### What the exercise asks
Copy the data exactly; pictures stay out of the copy.

### Records for the task

····················

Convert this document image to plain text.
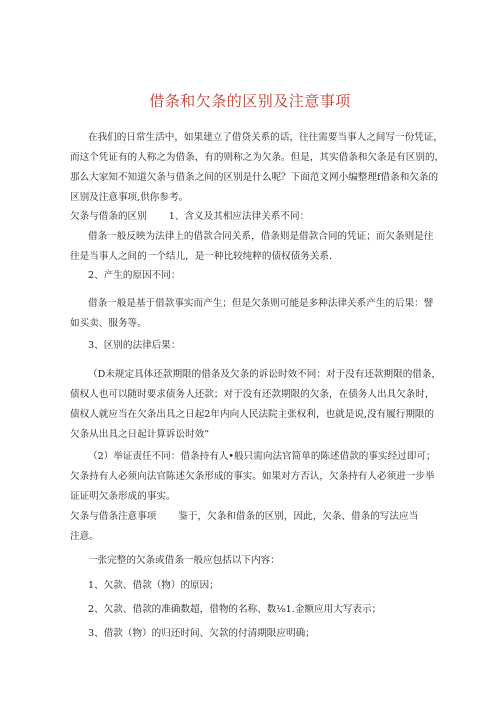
借条和欠条的区别及注意事项
在我们的日常生活中，如果建立了借贷关系的话，往往需要当事人之间写一份凭证，
而这个凭证有的人称之为借条，有的则称之为欠条。但是，其实借条和欠条是有区别的，
那么大家知不知道欠条与借条之间的区别是什么呢？下面范文网小编整理f借条和欠条的
区别及注意事项,供你参考。
欠条与借条的区别 1、含义及其相应法律关系不同：
借条一般反映为法律上的借款合同关系，借条则是借款合同的凭证；而欠条则是往
往是当事人之间的一个结儿，是一种比较纯粹的债权债务关系.
2、产生的原因不同：
借条一般是基于借款事实而产生；但是欠条则可能是多种法律关系产生的后果：譬
如买卖、服务等。
3、区别的法律后果：
（D未规定具体还款期限的借条及欠条的诉讼时效不同：对于没有还款期限的借条，
债权人也可以随时要求债务人还款；对于没有还款期限的欠条，在债务人出具欠条时，
债权人就应当在欠条出具之日起2年内向人民法院主张权利，也就是说,没有履行期限的
欠条从出具之日起计算诉讼时效”
（2）举证责任不同：借条持有人•般只需向法官简单的陈述借款的事实经过即可；
欠条持有人必须向法官陈述欠条形成的事实。如果对方否认，欠条持有人必须进一步举
证证明欠条形成的事实。
欠条与借条注意事项 鉴于，欠条和借条的区别，因此，欠条、借条的写法应当
注意。
一张完整的欠条或借条一般应包括以下内容：
1、欠款、借款（物）的原因；
2、欠款、借款的准确数超，借物的名称、数⅛1.金额应用大写表示；
3、借款（物）的归还时间、欠款的付清期限应明确；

····················

### Result of this exercise
Convert this document image to plain text.
借条和欠条的区别及注意事项
在我们的日常生活中，如果建立了借贷关系的话，往往需要当事人之间写一份凭证，
而这个凭证有的人称之为借条，有的则称之为欠条。但是，其实借条和欠条是有区别的，
那么大家知不知道欠条与借条之间的区别是什么呢？下面范文网小编整理f借条和欠条的
区别及注意事项,供你参考。
欠条与借条的区别 1、含义及其相应法律关系不同：
借条一般反映为法律上的借款合同关系，借条则是借款合同的凭证；而欠条则是往
往是当事人之间的一个结儿，是一种比较纯粹的债权债务关系.
2、产生的原因不同：
借条一般是基于借款事实而产生；但是欠条则可能是多种法律关系产生的后果：譬
如买卖、服务等。
3、区别的法律后果：
（D未规定具体还款期限的借条及欠条的诉讼时效不同：对于没有还款期限的借条，
债权人也可以随时要求债务人还款；对于没有还款期限的欠条，在债务人出具欠条时，
债权人就应当在欠条出具之日起2年内向人民法院主张权利，也就是说,没有履行期限的
欠条从出具之日起计算诉讼时效”
（2）举证责任不同：借条持有人•般只需向法官简单的陈述借款的事实经过即可；
欠条持有人必须向法官陈述欠条形成的事实。如果对方否认，欠条持有人必须进一步举
证证明欠条形成的事实。
欠条与借条注意事项 鉴于，欠条和借条的区别，因此，欠条、借条的写法应当
注意。
一张完整的欠条或借条一般应包括以下内容：
1、欠款、借款（物）的原因；
2、欠款、借款的准确数超，借物的名称、数⅛1.金额应用大写表示；
3、借款（物）的归还时间、欠款的付清期限应明确；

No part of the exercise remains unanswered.